» Objective:
Write out the full listing exactly as given, minus the images.

» Data supplied:
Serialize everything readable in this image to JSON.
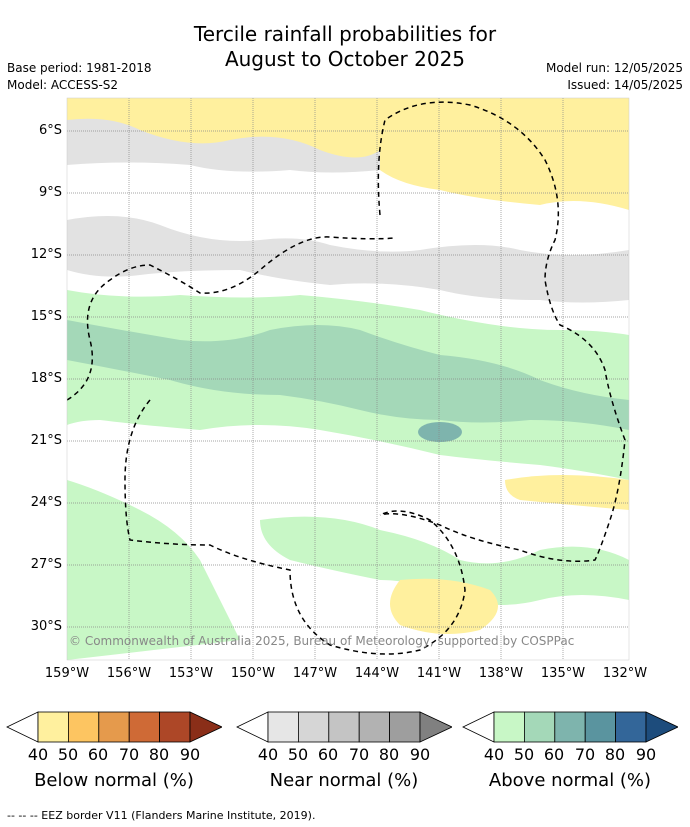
{
  "header": {
    "title_line1": "Tercile rainfall probabilities for",
    "title_line2": "August to October 2025",
    "base_period": "Base period: 1981-2018",
    "model": "Model: ACCESS-S2",
    "model_run": "Model run: 12/05/2025",
    "issued": "Issued: 14/05/2025"
  },
  "map": {
    "lat_labels": [
      "6°S",
      "9°S",
      "12°S",
      "15°S",
      "18°S",
      "21°S",
      "24°S",
      "27°S",
      "30°S"
    ],
    "lon_labels": [
      "159°W",
      "156°W",
      "153°W",
      "150°W",
      "147°W",
      "144°W",
      "141°W",
      "138°W",
      "135°W",
      "132°W"
    ],
    "copyright": "© Commonwealth of Australia 2025, Bureau of Meteorology, supported by COSPPac"
  },
  "legend": {
    "below": {
      "caption": "Below normal (%)",
      "ticks": [
        "40",
        "50",
        "60",
        "70",
        "80",
        "90"
      ],
      "colors": [
        "#ffffff",
        "#fff09e",
        "#fdc561",
        "#e59a4c",
        "#cf6a36",
        "#ad4727",
        "#8a2e18"
      ]
    },
    "near": {
      "caption": "Near normal (%)",
      "ticks": [
        "40",
        "50",
        "60",
        "70",
        "80",
        "90"
      ],
      "colors": [
        "#ffffff",
        "#e6e6e6",
        "#d6d6d6",
        "#c4c4c4",
        "#b2b2b2",
        "#9e9e9e",
        "#808080"
      ]
    },
    "above": {
      "caption": "Above normal (%)",
      "ticks": [
        "40",
        "50",
        "60",
        "70",
        "80",
        "90"
      ],
      "colors": [
        "#ffffff",
        "#c8f7c6",
        "#a4d8b8",
        "#7eb4ad",
        "#5a949f",
        "#336699",
        "#1d4c7c"
      ]
    }
  },
  "footer": {
    "eez_note": "--  --  -- EEZ border V11 (Flanders Marine Institute, 2019)."
  }
}
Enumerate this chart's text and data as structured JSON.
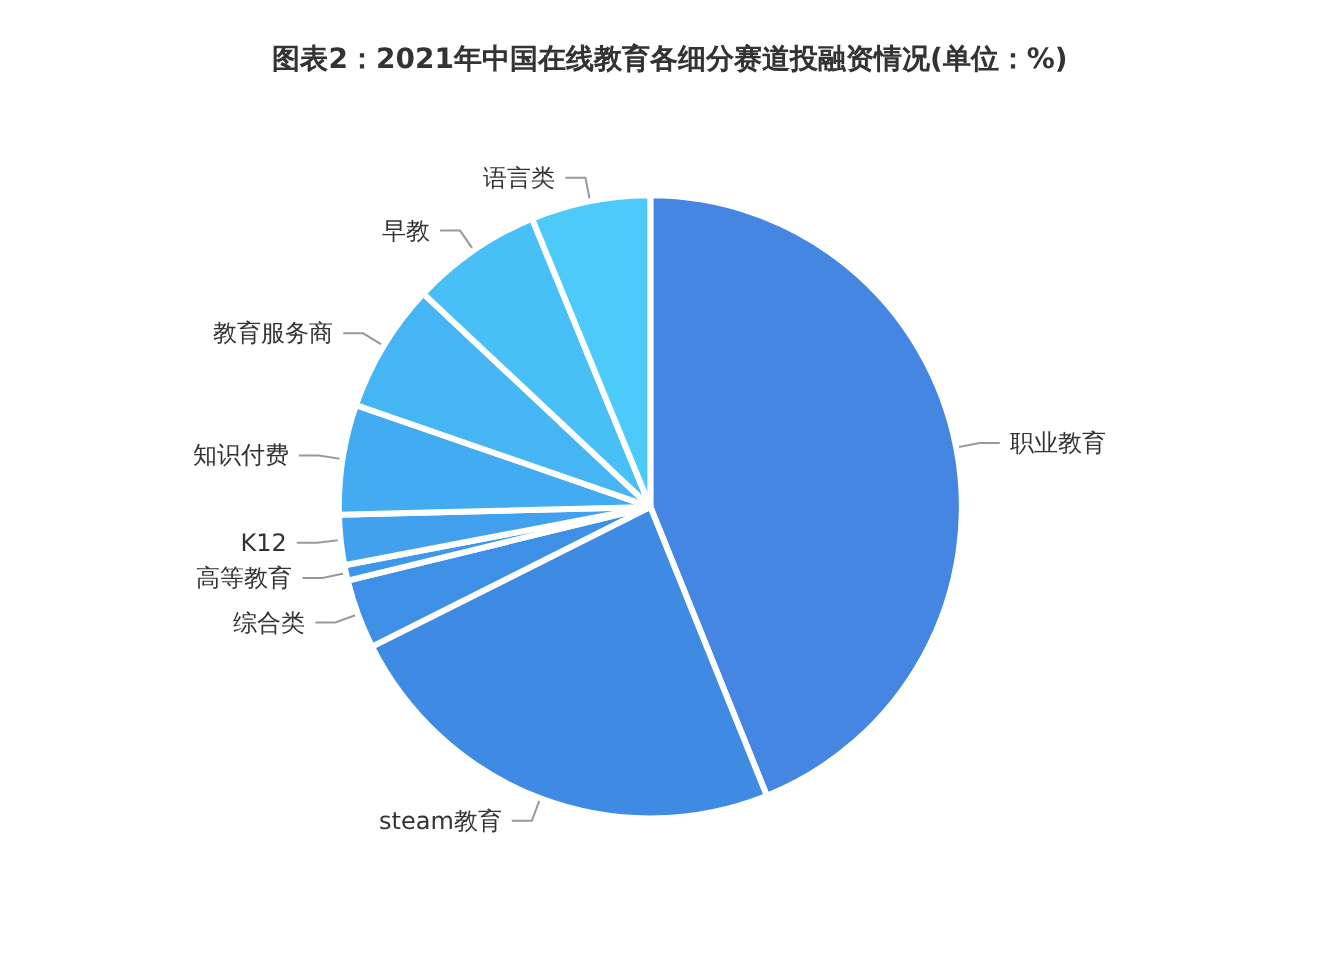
{
  "chart_data": {
    "type": "pie",
    "title": "图表2：2021年中国在线教育各细分赛道投融资情况(单位：%)",
    "categories": [
      "职业教育",
      "steam教育",
      "综合类",
      "高等教育",
      "K12",
      "知识付费",
      "教育服务商",
      "早教",
      "语言类"
    ],
    "values": [
      43.9,
      23.7,
      3.6,
      0.8,
      2.6,
      5.7,
      6.7,
      6.8,
      6.2
    ],
    "colors": [
      "#4486e2",
      "#3f8ae3",
      "#3e90e7",
      "#3f97ea",
      "#41a1ee",
      "#43abf1",
      "#45b5f3",
      "#48bff6",
      "#4ccaf9"
    ],
    "legend": false
  }
}
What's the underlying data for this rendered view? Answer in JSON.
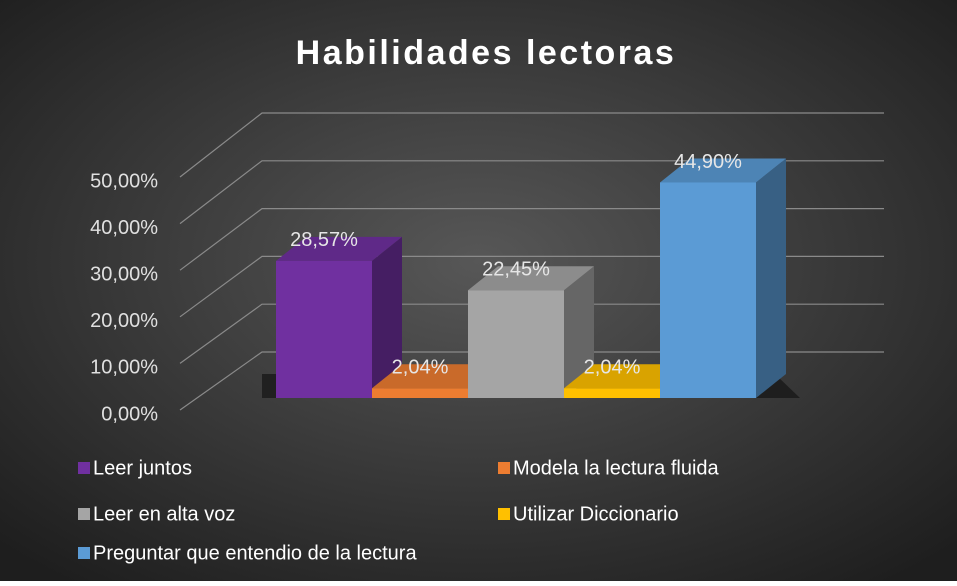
{
  "chart_data": {
    "type": "bar3d",
    "title": "Habilidades lectoras",
    "series": [
      {
        "name": "Leer juntos",
        "color": "#7030a0",
        "values": [
          28.57
        ],
        "value_labels": [
          "28,57%"
        ]
      },
      {
        "name": "Modela la lectura fluida",
        "color": "#ed7d31",
        "values": [
          2.04
        ],
        "value_labels": [
          "2,04%"
        ]
      },
      {
        "name": "Leer en alta voz",
        "color": "#a5a5a5",
        "values": [
          22.45
        ],
        "value_labels": [
          "22,45%"
        ]
      },
      {
        "name": "Utilizar Diccionario",
        "color": "#ffc000",
        "values": [
          2.04
        ],
        "value_labels": [
          "2,04%"
        ]
      },
      {
        "name": "Preguntar que entendio de la lectura",
        "color": "#5b9bd5",
        "values": [
          44.9
        ],
        "value_labels": [
          "44,90%"
        ]
      }
    ],
    "ylim": [
      0,
      50
    ],
    "yticks": [
      {
        "value": 0,
        "label": "0,00%"
      },
      {
        "value": 10,
        "label": "10,00%"
      },
      {
        "value": 20,
        "label": "20,00%"
      },
      {
        "value": 30,
        "label": "30,00%"
      },
      {
        "value": 40,
        "label": "40,00%"
      },
      {
        "value": 50,
        "label": "50,00%"
      }
    ],
    "grid": true
  }
}
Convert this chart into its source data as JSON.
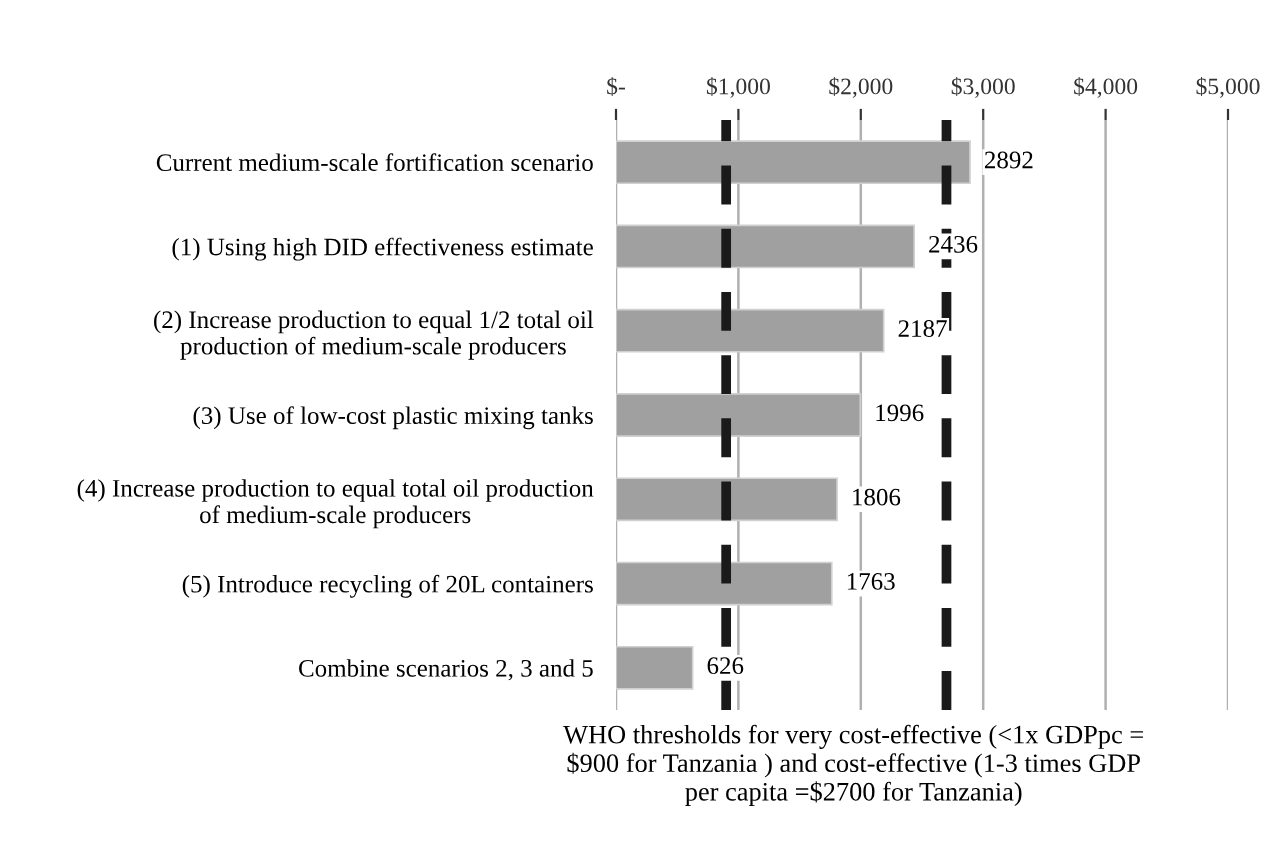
{
  "chart_data": {
    "type": "bar",
    "orientation": "horizontal",
    "categories": [
      "Current medium-scale fortification scenario",
      "(1) Using high DID effectiveness estimate",
      "(2) Increase production to equal 1/2 total oil\nproduction of medium-scale producers",
      "(3) Use of low-cost plastic mixing tanks",
      "(4) Increase production to equal total oil production\nof medium-scale producers",
      "(5) Introduce recycling of 20L containers",
      "Combine scenarios 2, 3 and 5"
    ],
    "values": [
      2892,
      2436,
      2187,
      1996,
      1806,
      1763,
      626
    ],
    "color": "#a0a0a0",
    "data_labels": true,
    "xlim": [
      0,
      5000
    ],
    "xticks": [
      {
        "value": 0,
        "label": "$-"
      },
      {
        "value": 1000,
        "label": "$1,000"
      },
      {
        "value": 2000,
        "label": "$2,000"
      },
      {
        "value": 3000,
        "label": "$3,000"
      },
      {
        "value": 4000,
        "label": "$4,000"
      },
      {
        "value": 5000,
        "label": "$5,000"
      }
    ],
    "grid": "x",
    "ref_lines": [
      {
        "axis": "x",
        "value": 900,
        "color": "#1a1a1a",
        "line_style": "dashed"
      },
      {
        "axis": "x",
        "value": 2700,
        "color": "#1a1a1a",
        "line_style": "dashed"
      }
    ],
    "annotations": [
      "WHO thresholds for very cost-effective (<1x GDPpc =\n$900 for Tanzania ) and cost-effective (1-3 times GDP\nper capita =$2700 for Tanzania)"
    ]
  }
}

» Reply:
Serialize everything readable in this image to JSON.
{
  "header": {
    "title_line1": "Tercile rainfall probabilities for",
    "title_line2": "August to October 2025",
    "base_period": "Base period: 1981-2018",
    "model": "Model: ACCESS-S2",
    "model_run": "Model run: 12/05/2025",
    "issued": "Issued: 14/05/2025"
  },
  "map": {
    "lat_labels": [
      "6°S",
      "9°S",
      "12°S",
      "15°S",
      "18°S",
      "21°S",
      "24°S",
      "27°S",
      "30°S"
    ],
    "lon_labels": [
      "159°W",
      "156°W",
      "153°W",
      "150°W",
      "147°W",
      "144°W",
      "141°W",
      "138°W",
      "135°W",
      "132°W"
    ],
    "copyright": "© Commonwealth of Australia 2025, Bureau of Meteorology, supported by COSPPac"
  },
  "legend": {
    "below": {
      "caption": "Below normal (%)",
      "ticks": [
        "40",
        "50",
        "60",
        "70",
        "80",
        "90"
      ],
      "colors": [
        "#ffffff",
        "#fff09e",
        "#fdc561",
        "#e59a4c",
        "#cf6a36",
        "#ad4727",
        "#8a2e18"
      ]
    },
    "near": {
      "caption": "Near normal (%)",
      "ticks": [
        "40",
        "50",
        "60",
        "70",
        "80",
        "90"
      ],
      "colors": [
        "#ffffff",
        "#e6e6e6",
        "#d6d6d6",
        "#c4c4c4",
        "#b2b2b2",
        "#9e9e9e",
        "#808080"
      ]
    },
    "above": {
      "caption": "Above normal (%)",
      "ticks": [
        "40",
        "50",
        "60",
        "70",
        "80",
        "90"
      ],
      "colors": [
        "#ffffff",
        "#c8f7c6",
        "#a4d8b8",
        "#7eb4ad",
        "#5a949f",
        "#336699",
        "#1d4c7c"
      ]
    }
  },
  "footer": {
    "eez_note": "--  --  -- EEZ border V11 (Flanders Marine Institute, 2019)."
  }
}
Enumerate this chart's text and data as structured JSON.
{
  "chart_data": {
    "type": "pie",
    "title": "图表2：2021年中国在线教育各细分赛道投融资情况(单位：%)",
    "categories": [
      "职业教育",
      "steam教育",
      "综合类",
      "高等教育",
      "K12",
      "知识付费",
      "教育服务商",
      "早教",
      "语言类"
    ],
    "values": [
      43.9,
      23.7,
      3.6,
      0.8,
      2.6,
      5.7,
      6.7,
      6.8,
      6.2
    ],
    "colors": [
      "#4486e2",
      "#3f8ae3",
      "#3e90e7",
      "#3f97ea",
      "#41a1ee",
      "#43abf1",
      "#45b5f3",
      "#48bff6",
      "#4ccaf9"
    ],
    "legend": false
  }
}
What's the underlying data for this rendered view? Answer in JSON.
{
  "chart_data": {
    "type": "bar3d",
    "title": "Habilidades lectoras",
    "series": [
      {
        "name": "Leer juntos",
        "color": "#7030a0",
        "values": [
          28.57
        ],
        "value_labels": [
          "28,57%"
        ]
      },
      {
        "name": "Modela la lectura fluida",
        "color": "#ed7d31",
        "values": [
          2.04
        ],
        "value_labels": [
          "2,04%"
        ]
      },
      {
        "name": "Leer en alta voz",
        "color": "#a5a5a5",
        "values": [
          22.45
        ],
        "value_labels": [
          "22,45%"
        ]
      },
      {
        "name": "Utilizar Diccionario",
        "color": "#ffc000",
        "values": [
          2.04
        ],
        "value_labels": [
          "2,04%"
        ]
      },
      {
        "name": "Preguntar que entendio de la lectura",
        "color": "#5b9bd5",
        "values": [
          44.9
        ],
        "value_labels": [
          "44,90%"
        ]
      }
    ],
    "ylim": [
      0,
      50
    ],
    "yticks": [
      {
        "value": 0,
        "label": "0,00%"
      },
      {
        "value": 10,
        "label": "10,00%"
      },
      {
        "value": 20,
        "label": "20,00%"
      },
      {
        "value": 30,
        "label": "30,00%"
      },
      {
        "value": 40,
        "label": "40,00%"
      },
      {
        "value": 50,
        "label": "50,00%"
      }
    ],
    "grid": true
  }
}
Convert this chart into its source data as JSON.
{
  "chart_data": {
    "type": "bar",
    "orientation": "horizontal",
    "categories": [
      "Current medium-scale fortification scenario",
      "(1) Using high DID effectiveness estimate",
      "(2) Increase production to equal 1/2 total oil\nproduction of medium-scale producers",
      "(3) Use of low-cost plastic mixing tanks",
      "(4) Increase production to equal total oil production\nof medium-scale producers",
      "(5) Introduce recycling of 20L containers",
      "Combine scenarios 2, 3 and 5"
    ],
    "values": [
      2892,
      2436,
      2187,
      1996,
      1806,
      1763,
      626
    ],
    "color": "#a0a0a0",
    "data_labels": true,
    "xlim": [
      0,
      5000
    ],
    "xticks": [
      {
        "value": 0,
        "label": "$-"
      },
      {
        "value": 1000,
        "label": "$1,000"
      },
      {
        "value": 2000,
        "label": "$2,000"
      },
      {
        "value": 3000,
        "label": "$3,000"
      },
      {
        "value": 4000,
        "label": "$4,000"
      },
      {
        "value": 5000,
        "label": "$5,000"
      }
    ],
    "grid": "x",
    "ref_lines": [
      {
        "axis": "x",
        "value": 900,
        "color": "#1a1a1a",
        "line_style": "dashed"
      },
      {
        "axis": "x",
        "value": 2700,
        "color": "#1a1a1a",
        "line_style": "dashed"
      }
    ],
    "annotations": [
      "WHO thresholds for very cost-effective (<1x GDPpc =\n$900 for Tanzania ) and cost-effective (1-3 times GDP\nper capita =$2700 for Tanzania)"
    ]
  }
}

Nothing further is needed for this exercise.